● **Materials provided**:
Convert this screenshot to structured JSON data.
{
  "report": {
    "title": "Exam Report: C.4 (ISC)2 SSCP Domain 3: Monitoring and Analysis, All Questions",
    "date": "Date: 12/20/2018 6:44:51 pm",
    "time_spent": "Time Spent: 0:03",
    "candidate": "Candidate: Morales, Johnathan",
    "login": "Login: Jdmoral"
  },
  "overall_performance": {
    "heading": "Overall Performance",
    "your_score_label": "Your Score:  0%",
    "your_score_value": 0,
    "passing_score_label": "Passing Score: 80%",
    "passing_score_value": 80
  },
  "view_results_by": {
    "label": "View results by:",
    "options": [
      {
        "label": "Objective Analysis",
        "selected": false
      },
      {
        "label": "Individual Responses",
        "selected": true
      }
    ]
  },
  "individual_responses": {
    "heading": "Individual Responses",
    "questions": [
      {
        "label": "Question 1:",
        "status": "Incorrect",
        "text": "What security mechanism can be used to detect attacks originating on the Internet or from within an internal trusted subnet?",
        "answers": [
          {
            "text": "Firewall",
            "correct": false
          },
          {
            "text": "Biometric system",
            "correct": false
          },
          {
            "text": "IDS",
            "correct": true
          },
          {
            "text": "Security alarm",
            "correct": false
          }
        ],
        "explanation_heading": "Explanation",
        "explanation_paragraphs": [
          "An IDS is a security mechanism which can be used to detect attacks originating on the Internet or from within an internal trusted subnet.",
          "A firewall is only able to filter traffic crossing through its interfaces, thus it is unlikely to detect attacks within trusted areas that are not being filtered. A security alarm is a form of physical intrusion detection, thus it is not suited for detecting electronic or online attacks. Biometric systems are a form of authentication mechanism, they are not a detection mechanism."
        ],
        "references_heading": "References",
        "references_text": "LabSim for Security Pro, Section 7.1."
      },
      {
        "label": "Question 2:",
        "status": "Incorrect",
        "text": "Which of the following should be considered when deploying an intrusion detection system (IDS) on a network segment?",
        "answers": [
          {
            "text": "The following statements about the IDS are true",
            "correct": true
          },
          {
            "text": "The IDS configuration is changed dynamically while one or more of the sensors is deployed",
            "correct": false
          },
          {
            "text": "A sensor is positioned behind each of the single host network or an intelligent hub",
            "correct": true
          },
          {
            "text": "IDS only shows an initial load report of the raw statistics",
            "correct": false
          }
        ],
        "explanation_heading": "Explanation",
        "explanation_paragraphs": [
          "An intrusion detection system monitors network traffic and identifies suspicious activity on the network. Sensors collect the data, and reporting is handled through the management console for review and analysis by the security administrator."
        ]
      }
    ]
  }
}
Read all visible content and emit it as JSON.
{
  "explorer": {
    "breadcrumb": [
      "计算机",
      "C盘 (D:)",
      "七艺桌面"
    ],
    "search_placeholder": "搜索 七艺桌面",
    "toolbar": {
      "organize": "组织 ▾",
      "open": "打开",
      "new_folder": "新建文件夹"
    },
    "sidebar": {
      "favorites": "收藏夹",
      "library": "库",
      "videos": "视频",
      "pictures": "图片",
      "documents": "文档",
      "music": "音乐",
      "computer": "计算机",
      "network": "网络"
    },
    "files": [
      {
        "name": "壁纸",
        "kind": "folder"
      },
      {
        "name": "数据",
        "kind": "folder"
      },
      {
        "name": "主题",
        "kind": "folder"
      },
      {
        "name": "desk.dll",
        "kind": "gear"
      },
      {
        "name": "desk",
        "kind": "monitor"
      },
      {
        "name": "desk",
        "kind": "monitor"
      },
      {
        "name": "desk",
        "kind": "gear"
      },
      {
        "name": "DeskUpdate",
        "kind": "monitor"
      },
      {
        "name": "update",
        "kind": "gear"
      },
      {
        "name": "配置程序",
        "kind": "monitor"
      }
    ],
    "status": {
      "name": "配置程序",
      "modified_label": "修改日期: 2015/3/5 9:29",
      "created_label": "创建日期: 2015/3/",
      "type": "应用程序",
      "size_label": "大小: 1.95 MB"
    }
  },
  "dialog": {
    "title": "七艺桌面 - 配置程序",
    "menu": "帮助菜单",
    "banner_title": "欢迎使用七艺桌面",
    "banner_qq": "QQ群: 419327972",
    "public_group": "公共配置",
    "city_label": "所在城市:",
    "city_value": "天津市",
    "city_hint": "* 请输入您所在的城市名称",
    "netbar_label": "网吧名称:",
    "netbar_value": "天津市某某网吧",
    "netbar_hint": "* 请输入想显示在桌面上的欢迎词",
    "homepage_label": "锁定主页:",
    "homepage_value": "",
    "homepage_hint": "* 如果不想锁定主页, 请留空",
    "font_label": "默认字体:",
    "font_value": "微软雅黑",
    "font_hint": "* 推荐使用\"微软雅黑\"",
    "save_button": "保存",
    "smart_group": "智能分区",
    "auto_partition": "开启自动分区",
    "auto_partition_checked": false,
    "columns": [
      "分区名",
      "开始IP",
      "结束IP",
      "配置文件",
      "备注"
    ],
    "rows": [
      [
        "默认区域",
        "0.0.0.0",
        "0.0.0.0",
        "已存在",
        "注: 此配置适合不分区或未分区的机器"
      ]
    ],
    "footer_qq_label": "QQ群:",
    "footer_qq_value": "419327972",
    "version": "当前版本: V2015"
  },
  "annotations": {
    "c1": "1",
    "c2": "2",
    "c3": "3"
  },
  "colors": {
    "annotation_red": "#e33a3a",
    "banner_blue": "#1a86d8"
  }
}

● **Work required**: Only the number is wanted: count the lines of the records that hold the word "from".

● **Full response**: 2